**Task statement:**
Could you rewrite the material below with every "calendar-day-cell" changed to "date-cell" and everything else unchanged, leaving out the pictures?
___ Entries provided ___
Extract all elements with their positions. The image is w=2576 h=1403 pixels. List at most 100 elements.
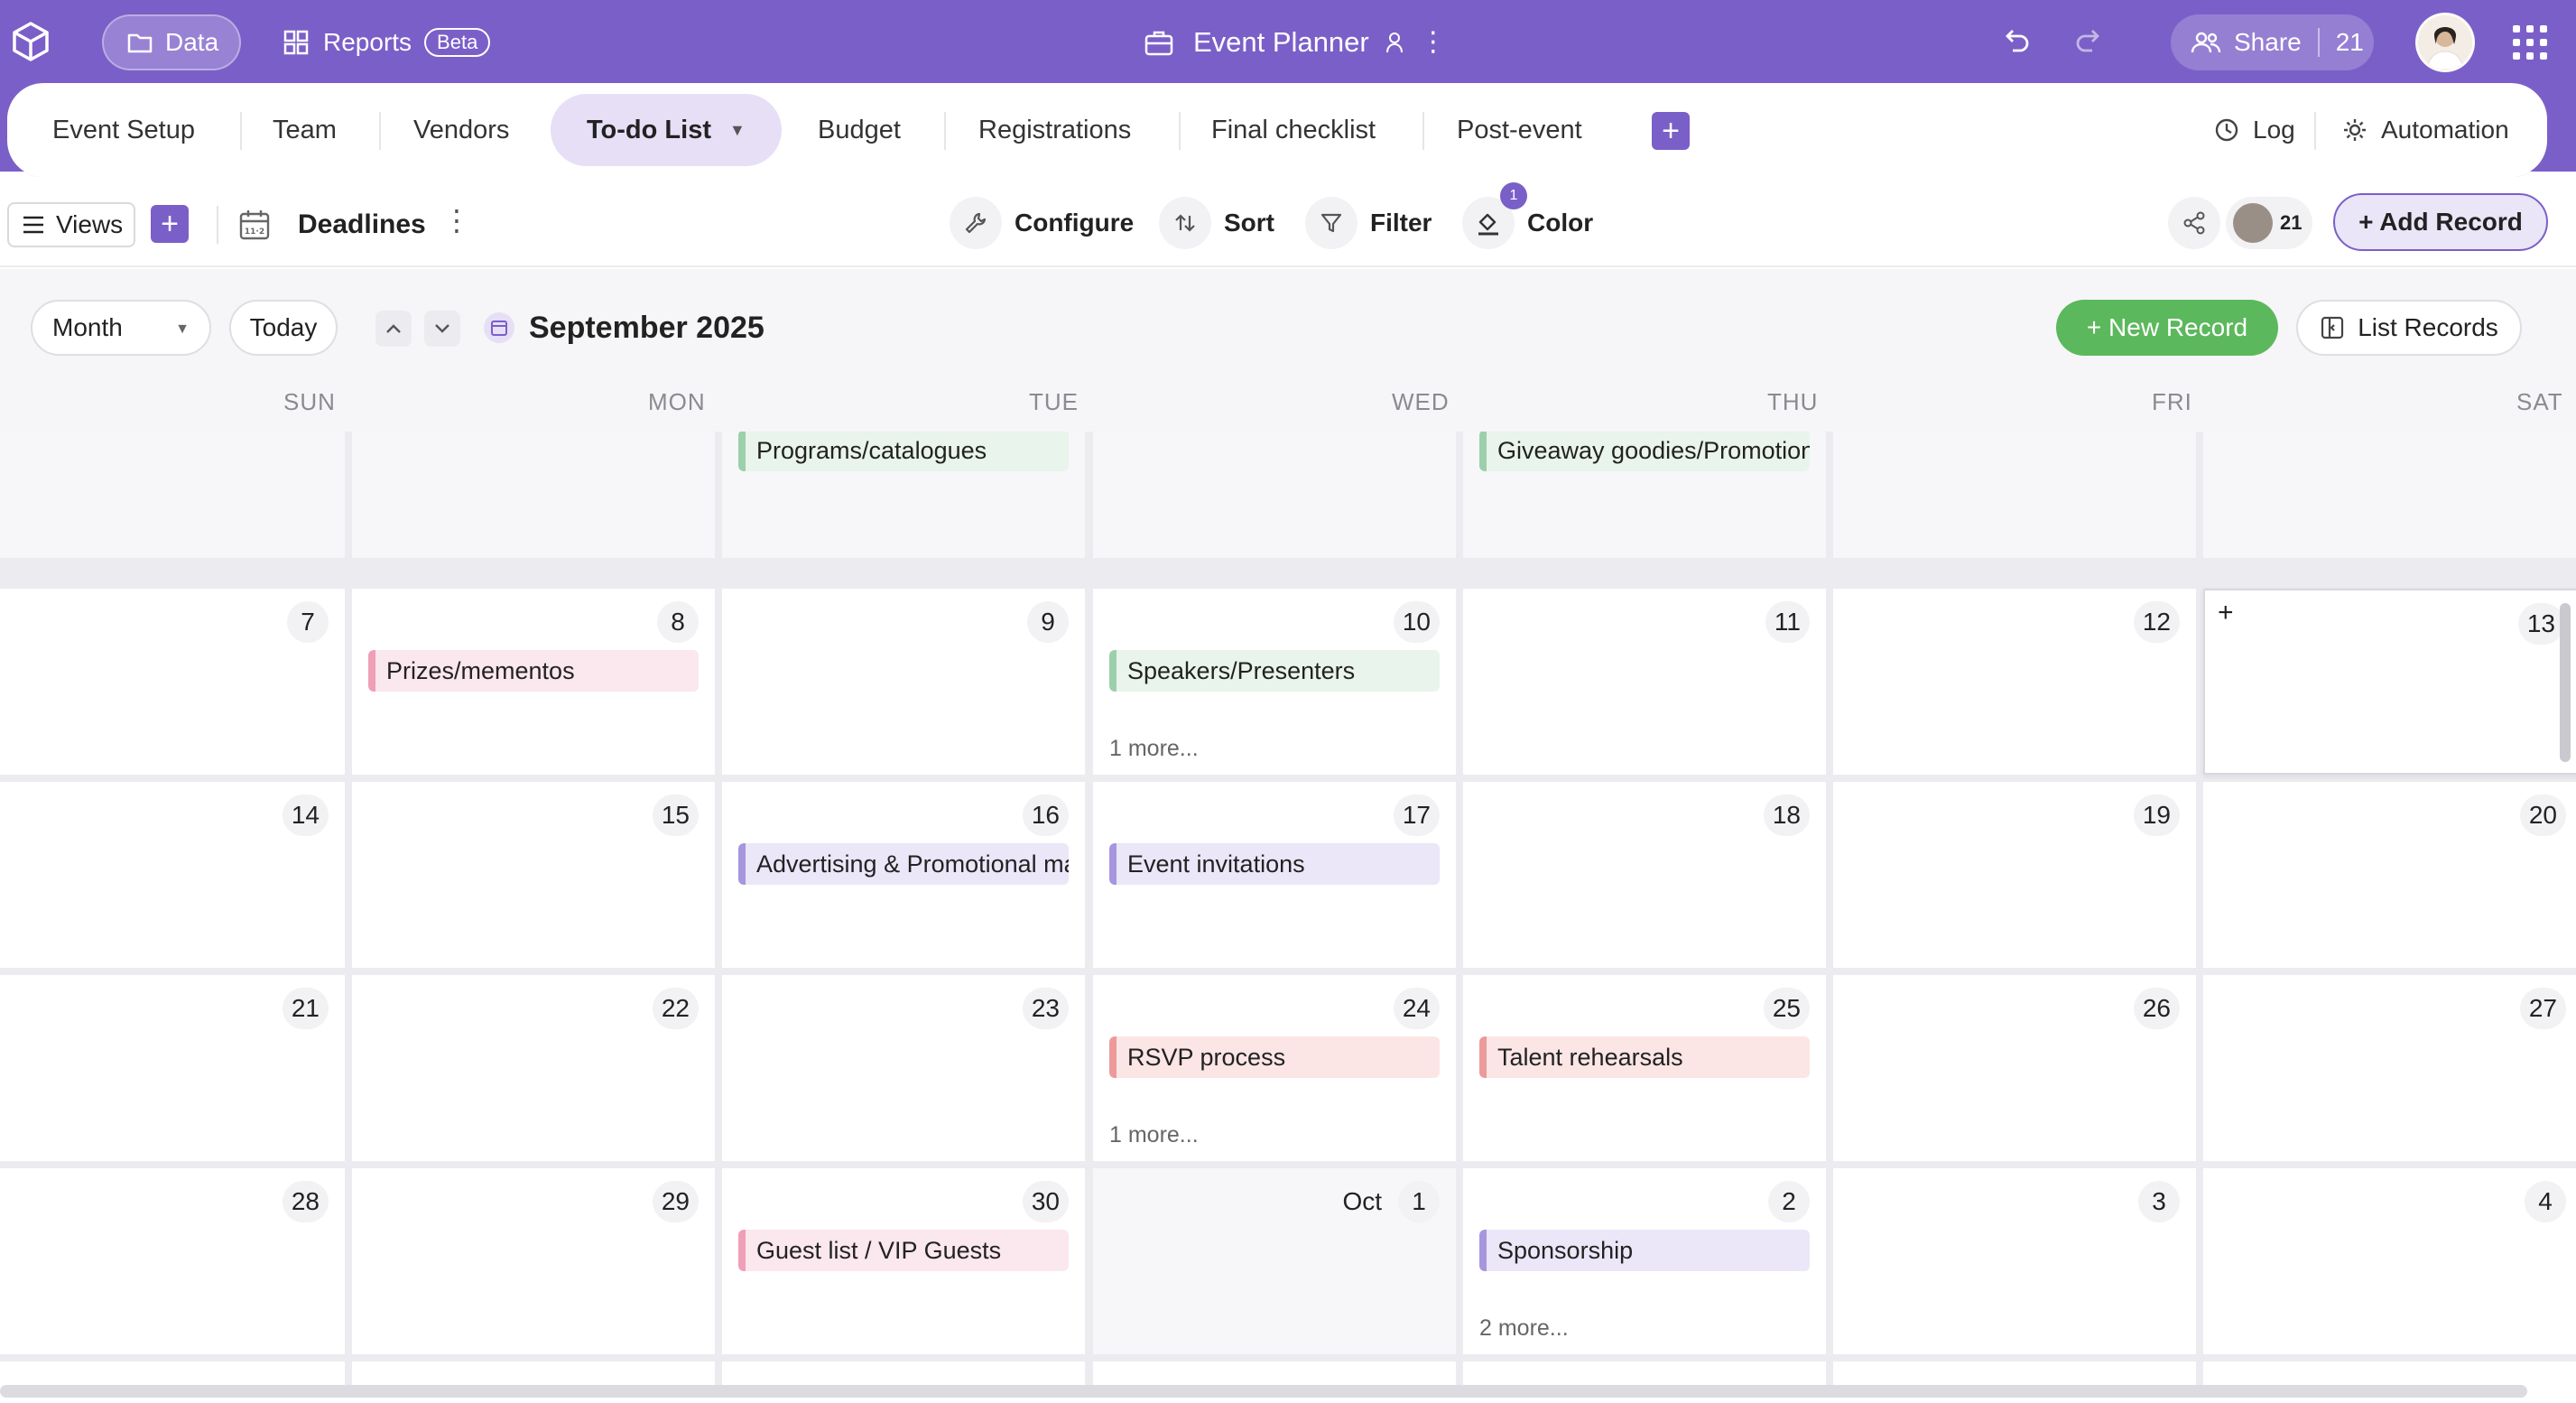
- calendar-day-cell[interactable]: 23: [722, 975, 1085, 1161]
- calendar-day-cell[interactable]: 30 Guest list / VIP Guests: [722, 1168, 1085, 1354]
- add-event-icon[interactable]: +: [2218, 598, 2234, 628]
- list-records-button[interactable]: List Records: [2296, 300, 2522, 356]
- day-number: 4: [2525, 1181, 2566, 1222]
- reports-button[interactable]: Reports Beta: [283, 14, 491, 70]
- calendar-day-cell[interactable]: 28: [0, 1168, 345, 1354]
- tab-divider: [1422, 112, 1424, 150]
- more-events-link[interactable]: 1 more...: [1109, 736, 1199, 762]
- undo-icon[interactable]: [2000, 25, 2033, 58]
- apps-grid-icon[interactable]: [2513, 25, 2547, 60]
- weekday-sat: SAT: [2516, 388, 2563, 415]
- app-title[interactable]: Event Planner: [1193, 26, 1369, 59]
- tab-budget[interactable]: Budget: [818, 94, 901, 166]
- calendar-day-cell[interactable]: 14: [0, 782, 345, 968]
- calendar-event[interactable]: Prizes/mementos: [368, 650, 699, 692]
- app-logo-icon[interactable]: [7, 18, 54, 65]
- calendar-day-cell[interactable]: 10 Speakers/Presenters 1 more...: [1093, 589, 1456, 775]
- calendar-day-cell[interactable]: Oct 1: [1093, 1168, 1456, 1354]
- calendar-event[interactable]: Event invitations: [1109, 843, 1440, 885]
- calendar-day-cell[interactable]: 24 RSVP process 1 more...: [1093, 975, 1456, 1161]
- calendar-event[interactable]: Speakers/Presenters: [1109, 650, 1440, 692]
- calendar-day-cell[interactable]: 15: [352, 782, 715, 968]
- calendar-event[interactable]: Guest list / VIP Guests: [738, 1230, 1069, 1271]
- tab-final-checklist[interactable]: Final checklist: [1211, 94, 1376, 166]
- day-number: 14: [282, 794, 329, 836]
- calendar-day-cell[interactable]: 5: [1833, 432, 2196, 558]
- calendar-day-cell[interactable]: 17 Event invitations: [1093, 782, 1456, 968]
- app-menu-icon[interactable]: ⋮: [1420, 29, 1447, 56]
- new-record-button[interactable]: + New Record: [2056, 300, 2278, 356]
- calendar-header: Month ▼ Today September 2025 + New Recor…: [0, 269, 2576, 432]
- calendar-day-cell[interactable]: 12: [1833, 589, 2196, 775]
- calendar-day-cell[interactable]: 3: [1833, 1168, 2196, 1354]
- views-button[interactable]: Views: [7, 202, 135, 247]
- calendar-day-cell[interactable]: 20: [2203, 782, 2576, 968]
- tab-event-setup[interactable]: Event Setup: [52, 94, 195, 166]
- tab-team[interactable]: Team: [273, 94, 337, 166]
- day-number: 25: [1763, 988, 1810, 1029]
- more-events-link[interactable]: 1 more...: [1109, 1122, 1199, 1148]
- calendar-event[interactable]: RSVP process: [1109, 1036, 1440, 1078]
- calendar-event[interactable]: Giveaway goodies/Promotional merchandise: [1479, 432, 1810, 471]
- calendar-title[interactable]: September 2025: [484, 303, 764, 352]
- calendar-event[interactable]: Advertising & Promotional materials: [738, 843, 1069, 885]
- current-view[interactable]: 11·2 Deadlines: [238, 204, 426, 246]
- calendar-day-cell[interactable]: 21: [0, 975, 345, 1161]
- calendar-day-cell[interactable]: 4Giveaway goodies/Promotional merchandis…: [1463, 432, 1826, 558]
- calendar-day-cell[interactable]: 8 Prizes/mementos: [352, 589, 715, 775]
- calendar-day-cell[interactable]: 18: [1463, 782, 1826, 968]
- tab-post-event[interactable]: Post-event: [1457, 94, 1582, 166]
- calendar-day-cell[interactable]: +13: [2203, 589, 2576, 775]
- calendar-event[interactable]: Sponsorship: [1479, 1230, 1810, 1271]
- user-avatar[interactable]: [2415, 13, 2475, 72]
- calendar-day-cell[interactable]: 26: [1833, 975, 2196, 1161]
- collaborators-button[interactable]: 21: [2226, 197, 2312, 249]
- share-button[interactable]: Share 21: [2171, 14, 2374, 70]
- more-events-link[interactable]: 2 more...: [1479, 1315, 1569, 1342]
- calendar-day-cell[interactable]: 9: [722, 589, 1085, 775]
- share-view-button[interactable]: [2168, 197, 2220, 249]
- calendar-day-cell[interactable]: 22: [352, 975, 715, 1161]
- color-button[interactable]: Color: [1462, 197, 1593, 249]
- data-button[interactable]: Data: [102, 14, 241, 70]
- calendar-day-cell[interactable]: Sep1: [352, 432, 715, 558]
- horizontal-scrollbar[interactable]: [0, 1385, 2527, 1398]
- calendar-day-cell[interactable]: 6: [2203, 432, 2576, 558]
- next-month-button[interactable]: [424, 311, 460, 347]
- calendar-day-cell[interactable]: 29: [352, 1168, 715, 1354]
- calendar-day-cell[interactable]: 4: [2203, 1168, 2576, 1354]
- calendar-day-cell[interactable]: 25 Talent rehearsals: [1463, 975, 1826, 1161]
- automation-button[interactable]: Automation: [2341, 94, 2509, 166]
- tab-to-do-list[interactable]: To-do List ▼: [551, 94, 782, 166]
- calendar-day-cell[interactable]: 2 Sponsorship 2 more...: [1463, 1168, 1826, 1354]
- calendar-event[interactable]: Talent rehearsals: [1479, 1036, 1810, 1078]
- calendar-mode-select[interactable]: Month ▼: [31, 300, 211, 356]
- redo-icon[interactable]: [2072, 25, 2105, 58]
- sort-button[interactable]: Sort: [1159, 197, 1274, 249]
- user-permission-icon[interactable]: [1385, 31, 1407, 54]
- tab-vendors[interactable]: Vendors: [413, 94, 509, 166]
- calendar-day-cell[interactable]: 31: [0, 432, 345, 558]
- calendar-event[interactable]: Programs/catalogues: [738, 432, 1069, 471]
- calendar-day-cell[interactable]: 2Programs/catalogues: [722, 432, 1085, 558]
- today-button[interactable]: Today: [229, 300, 338, 356]
- tab-registrations[interactable]: Registrations: [978, 94, 1131, 166]
- add-view-button[interactable]: +: [151, 205, 189, 243]
- calendar-day-cell[interactable]: 16 Advertising & Promotional materials: [722, 782, 1085, 968]
- log-button[interactable]: Log: [2213, 94, 2295, 166]
- add-record-button[interactable]: + Add Record: [2333, 193, 2548, 251]
- tab-label: Registrations: [978, 115, 1132, 144]
- hamburger-icon: [23, 216, 43, 234]
- previous-month-button[interactable]: [375, 311, 412, 347]
- vertical-scrollbar[interactable]: [2560, 603, 2571, 762]
- chevron-down-icon[interactable]: ▼: [729, 121, 746, 140]
- calendar-day-cell[interactable]: 7: [0, 589, 345, 775]
- calendar-day-cell[interactable]: 3: [1093, 432, 1456, 558]
- calendar-day-cell[interactable]: 11: [1463, 589, 1826, 775]
- calendar-day-cell[interactable]: 27: [2203, 975, 2576, 1161]
- filter-button[interactable]: Filter: [1305, 197, 1432, 249]
- view-menu-icon[interactable]: ⋮: [442, 206, 471, 235]
- add-table-button[interactable]: +: [1652, 112, 1690, 150]
- calendar-day-cell[interactable]: 19: [1833, 782, 2196, 968]
- configure-button[interactable]: Configure: [950, 197, 1134, 249]
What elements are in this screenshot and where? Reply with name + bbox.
___
**Reply:**
Extract all elements with their positions. The image is w=2576 h=1403 pixels. List at most 100 elements.
- date-cell[interactable]: 23: [722, 975, 1085, 1161]
- date-cell[interactable]: 30 Guest list / VIP Guests: [722, 1168, 1085, 1354]
- add-event-icon[interactable]: +: [2218, 598, 2234, 628]
- list-records-button[interactable]: List Records: [2296, 300, 2522, 356]
- day-number: 4: [2525, 1181, 2566, 1222]
- reports-button[interactable]: Reports Beta: [283, 14, 491, 70]
- date-cell[interactable]: 28: [0, 1168, 345, 1354]
- tab-divider: [1422, 112, 1424, 150]
- more-events-link[interactable]: 1 more...: [1109, 736, 1199, 762]
- undo-icon[interactable]: [2000, 25, 2033, 58]
- apps-grid-icon[interactable]: [2513, 25, 2547, 60]
- weekday-sat: SAT: [2516, 388, 2563, 415]
- app-title[interactable]: Event Planner: [1193, 26, 1369, 59]
- tab-budget[interactable]: Budget: [818, 94, 901, 166]
- date-cell[interactable]: 14: [0, 782, 345, 968]
- calendar-event[interactable]: Prizes/mementos: [368, 650, 699, 692]
- app-logo-icon[interactable]: [7, 18, 54, 65]
- date-cell[interactable]: 10 Speakers/Presenters 1 more...: [1093, 589, 1456, 775]
- date-cell[interactable]: Oct 1: [1093, 1168, 1456, 1354]
- calendar-event[interactable]: Event invitations: [1109, 843, 1440, 885]
- date-cell[interactable]: 24 RSVP process 1 more...: [1093, 975, 1456, 1161]
- calendar-event[interactable]: Speakers/Presenters: [1109, 650, 1440, 692]
- date-cell[interactable]: 15: [352, 782, 715, 968]
- calendar-event[interactable]: Guest list / VIP Guests: [738, 1230, 1069, 1271]
- tab-final-checklist[interactable]: Final checklist: [1211, 94, 1376, 166]
- day-number: 14: [282, 794, 329, 836]
- date-cell[interactable]: 5: [1833, 432, 2196, 558]
- date-cell[interactable]: 17 Event invitations: [1093, 782, 1456, 968]
- app-menu-icon[interactable]: ⋮: [1420, 29, 1447, 56]
- new-record-button[interactable]: + New Record: [2056, 300, 2278, 356]
- calendar-header: Month ▼ Today September 2025 + New Recor…: [0, 269, 2576, 432]
- date-cell[interactable]: 12: [1833, 589, 2196, 775]
- date-cell[interactable]: 3: [1833, 1168, 2196, 1354]
- views-button[interactable]: Views: [7, 202, 135, 247]
- date-cell[interactable]: 20: [2203, 782, 2576, 968]
- tab-event-setup[interactable]: Event Setup: [52, 94, 195, 166]
- tab-team[interactable]: Team: [273, 94, 337, 166]
- day-number: 25: [1763, 988, 1810, 1029]
- more-events-link[interactable]: 1 more...: [1109, 1122, 1199, 1148]
- calendar-event[interactable]: RSVP process: [1109, 1036, 1440, 1078]
- calendar-event[interactable]: Giveaway goodies/Promotional merchandise: [1479, 432, 1810, 471]
- calendar-title[interactable]: September 2025: [484, 303, 764, 352]
- calendar-event[interactable]: Advertising & Promotional materials: [738, 843, 1069, 885]
- current-view[interactable]: 11·2 Deadlines: [238, 204, 426, 246]
- date-cell[interactable]: 21: [0, 975, 345, 1161]
- date-cell[interactable]: 4Giveaway goodies/Promotional merchandis…: [1463, 432, 1826, 558]
- date-cell[interactable]: 8 Prizes/mementos: [352, 589, 715, 775]
- date-cell[interactable]: 18: [1463, 782, 1826, 968]
- tab-post-event[interactable]: Post-event: [1457, 94, 1582, 166]
- date-cell[interactable]: +13: [2203, 589, 2576, 775]
- calendar-event[interactable]: Sponsorship: [1479, 1230, 1810, 1271]
- user-avatar[interactable]: [2415, 13, 2475, 72]
- date-cell[interactable]: 26: [1833, 975, 2196, 1161]
- collaborators-button[interactable]: 21: [2226, 197, 2312, 249]
- share-button[interactable]: Share 21: [2171, 14, 2374, 70]
- more-events-link[interactable]: 2 more...: [1479, 1315, 1569, 1342]
- date-cell[interactable]: 9: [722, 589, 1085, 775]
- share-view-button[interactable]: [2168, 197, 2220, 249]
- date-cell[interactable]: 22: [352, 975, 715, 1161]
- color-button[interactable]: Color: [1462, 197, 1593, 249]
- data-button[interactable]: Data: [102, 14, 241, 70]
- date-cell[interactable]: Sep1: [352, 432, 715, 558]
- horizontal-scrollbar[interactable]: [0, 1385, 2527, 1398]
- date-cell[interactable]: 6: [2203, 432, 2576, 558]
- next-month-button[interactable]: [424, 311, 460, 347]
- date-cell[interactable]: 29: [352, 1168, 715, 1354]
- date-cell[interactable]: 4: [2203, 1168, 2576, 1354]
- date-cell[interactable]: 25 Talent rehearsals: [1463, 975, 1826, 1161]
- automation-button[interactable]: Automation: [2341, 94, 2509, 166]
- tab-to-do-list[interactable]: To-do List ▼: [551, 94, 782, 166]
- date-cell[interactable]: 2 Sponsorship 2 more...: [1463, 1168, 1826, 1354]
- calendar-event[interactable]: Talent rehearsals: [1479, 1036, 1810, 1078]
- calendar-mode-select[interactable]: Month ▼: [31, 300, 211, 356]
- redo-icon[interactable]: [2072, 25, 2105, 58]
- sort-button[interactable]: Sort: [1159, 197, 1274, 249]
- user-permission-icon[interactable]: [1385, 31, 1407, 54]
- tab-vendors[interactable]: Vendors: [413, 94, 509, 166]
- date-cell[interactable]: 31: [0, 432, 345, 558]
- calendar-event[interactable]: Programs/catalogues: [738, 432, 1069, 471]
- date-cell[interactable]: 2Programs/catalogues: [722, 432, 1085, 558]
- today-button[interactable]: Today: [229, 300, 338, 356]
- tab-registrations[interactable]: Registrations: [978, 94, 1131, 166]
- add-view-button[interactable]: +: [151, 205, 189, 243]
- date-cell[interactable]: 16 Advertising & Promotional materials: [722, 782, 1085, 968]
- log-button[interactable]: Log: [2213, 94, 2295, 166]
- add-record-button[interactable]: + Add Record: [2333, 193, 2548, 251]
- tab-label: Registrations: [978, 115, 1132, 144]
- hamburger-icon: [23, 216, 43, 234]
- previous-month-button[interactable]: [375, 311, 412, 347]
- vertical-scrollbar[interactable]: [2560, 603, 2571, 762]
- chevron-down-icon[interactable]: ▼: [729, 121, 746, 140]
- date-cell[interactable]: 7: [0, 589, 345, 775]
- date-cell[interactable]: 3: [1093, 432, 1456, 558]
- date-cell[interactable]: 11: [1463, 589, 1826, 775]
- date-cell[interactable]: 27: [2203, 975, 2576, 1161]
- filter-button[interactable]: Filter: [1305, 197, 1432, 249]
- view-menu-icon[interactable]: ⋮: [442, 206, 471, 235]
- add-table-button[interactable]: +: [1652, 112, 1690, 150]
- date-cell[interactable]: 19: [1833, 782, 2196, 968]
- configure-button[interactable]: Configure: [950, 197, 1134, 249]
What elements are in this screenshot and where? Reply with name + bbox.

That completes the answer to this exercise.